> **Objectives**
a: Please summarize the interview with Zoë Croggon in two sentences.
b: Copy the interview with Zoë Croggon word for word, from "I am based in" to "AN APPEALING MEDIUM?".

> **Selection**
Downtime Interview w/ Zoë Croggon
“The process of collage; the reductions, eliminations, the search for harmony and synthesis, are methods of grasping control in a world of relentless image cycles”
— Zoë Croggon, 2025
1) LOCATION?
I am based in Melbourne, Australia. 🇦🇺
2) YEARS COLLAGING?
I’ve been working with collage for over 15 years now (!)
3) WHY IS COLLAGE AN APPEALING MEDIUM?
I am drawn to collage because it is inherently playful and continually surprising. It is both constructive and destructive, it is a way of distilling new forms and collapsing multiple realities into a single frame. It speaks to the fragmentation of time and place, body and mind, memory and history.
When I first started playing with collage in art school, I found it exciting because it was a way of amalgamating images I’d collected over time. It was entirely for my own pleasure. As a child and especially as teenager, whenever I saw a printed image I liked, I would take it to the local newsagents, photocopy it and keep it in a drawer. It was a private way of assembling a self through images, a way of preserving beauty. Although the medium was alien to me as a fine art, it felt like home as a method, it just clicked in. The process of collage; the reductions, eliminations, the search for harmony and synthesis, are methods of grasping control in a world of relentless image cycles. Spending time with discarded printed material or coupling images cleanly can be a way of briefly pausing that rotation, a catharsis of sorts.
4) WHO ARE THE BIGGEST INFLUENCES ON YOUR WORK?

> **Source excerpt**
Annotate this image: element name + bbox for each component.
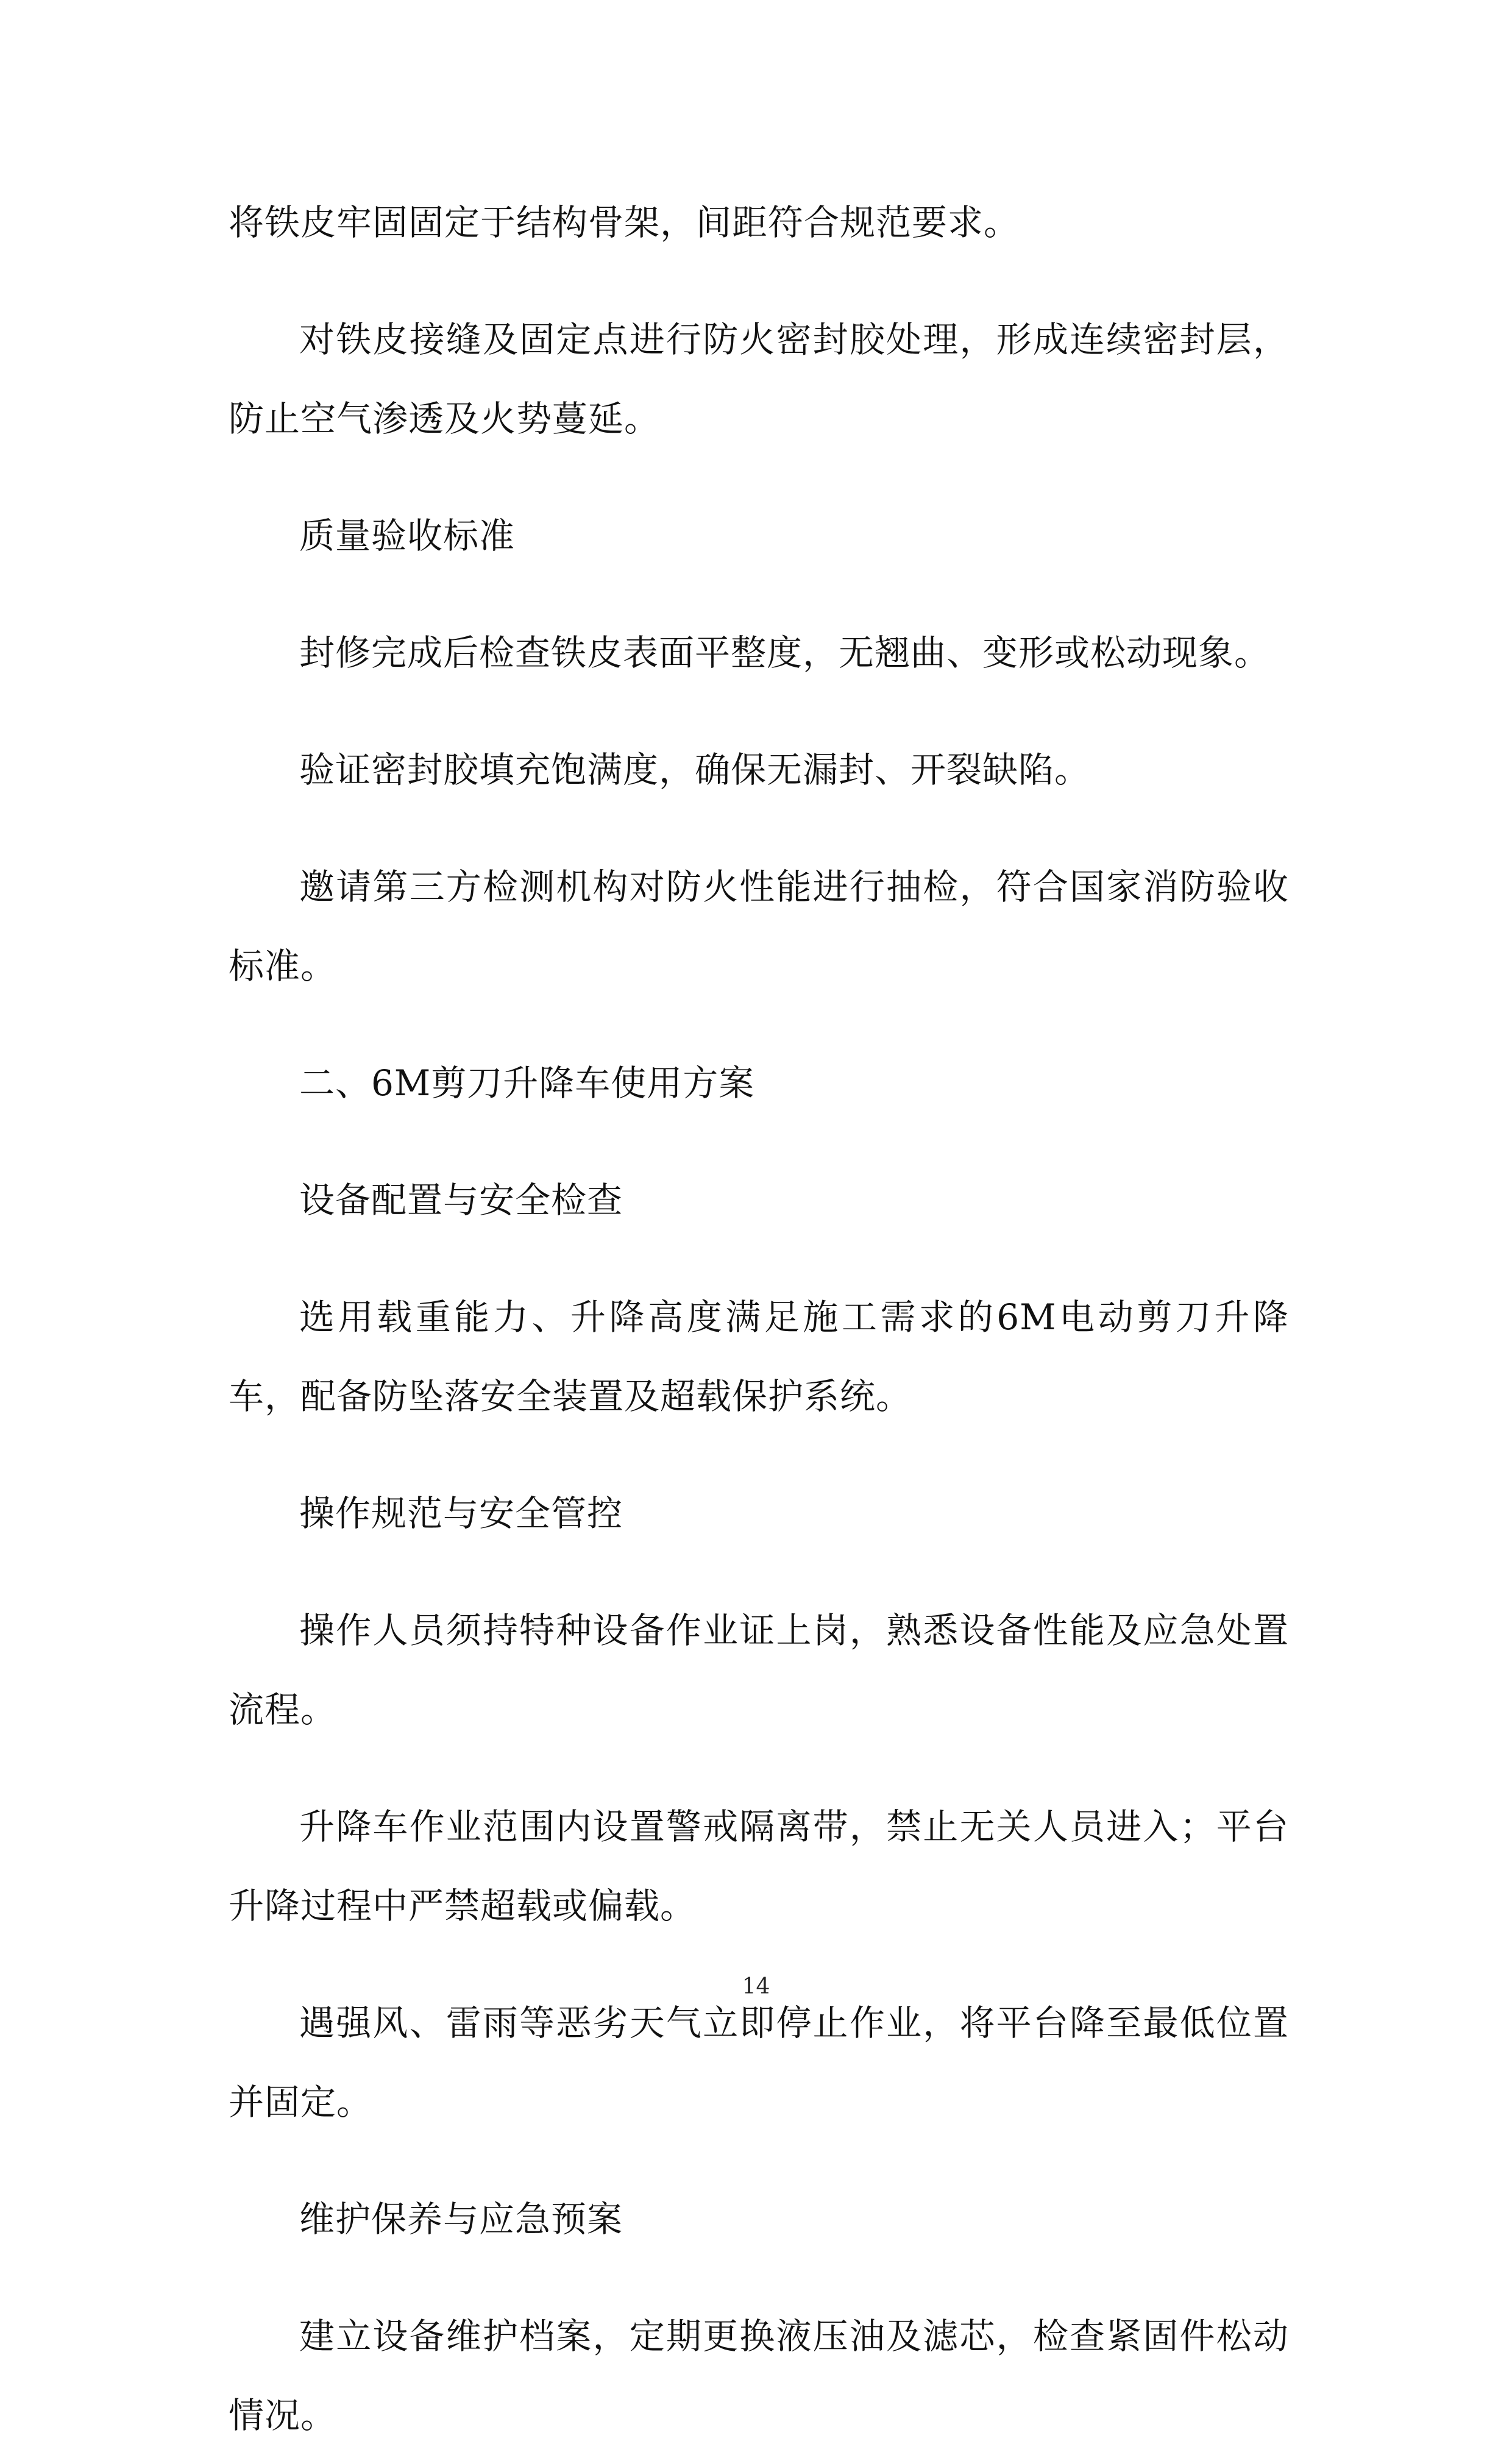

> **Responses by task**
a: Zoë Croggon, who is based in Melbourne, Australia, has worked with collage for over 15 years and is drawn to it because it is playful, continually surprising, and both constructive and destructive. Croggon started playing with collage in art school as a way of combining images collected over time and calls its process a method of grasping control in a world of relentless image cycles.

b:
I am based in Melbourne, Australia. 🇦🇺
2) YEARS COLLAGING?
I’ve been working with collage for over 15 years now (!)
3) WHY IS COLLAGE AN APPEALING MEDIUM?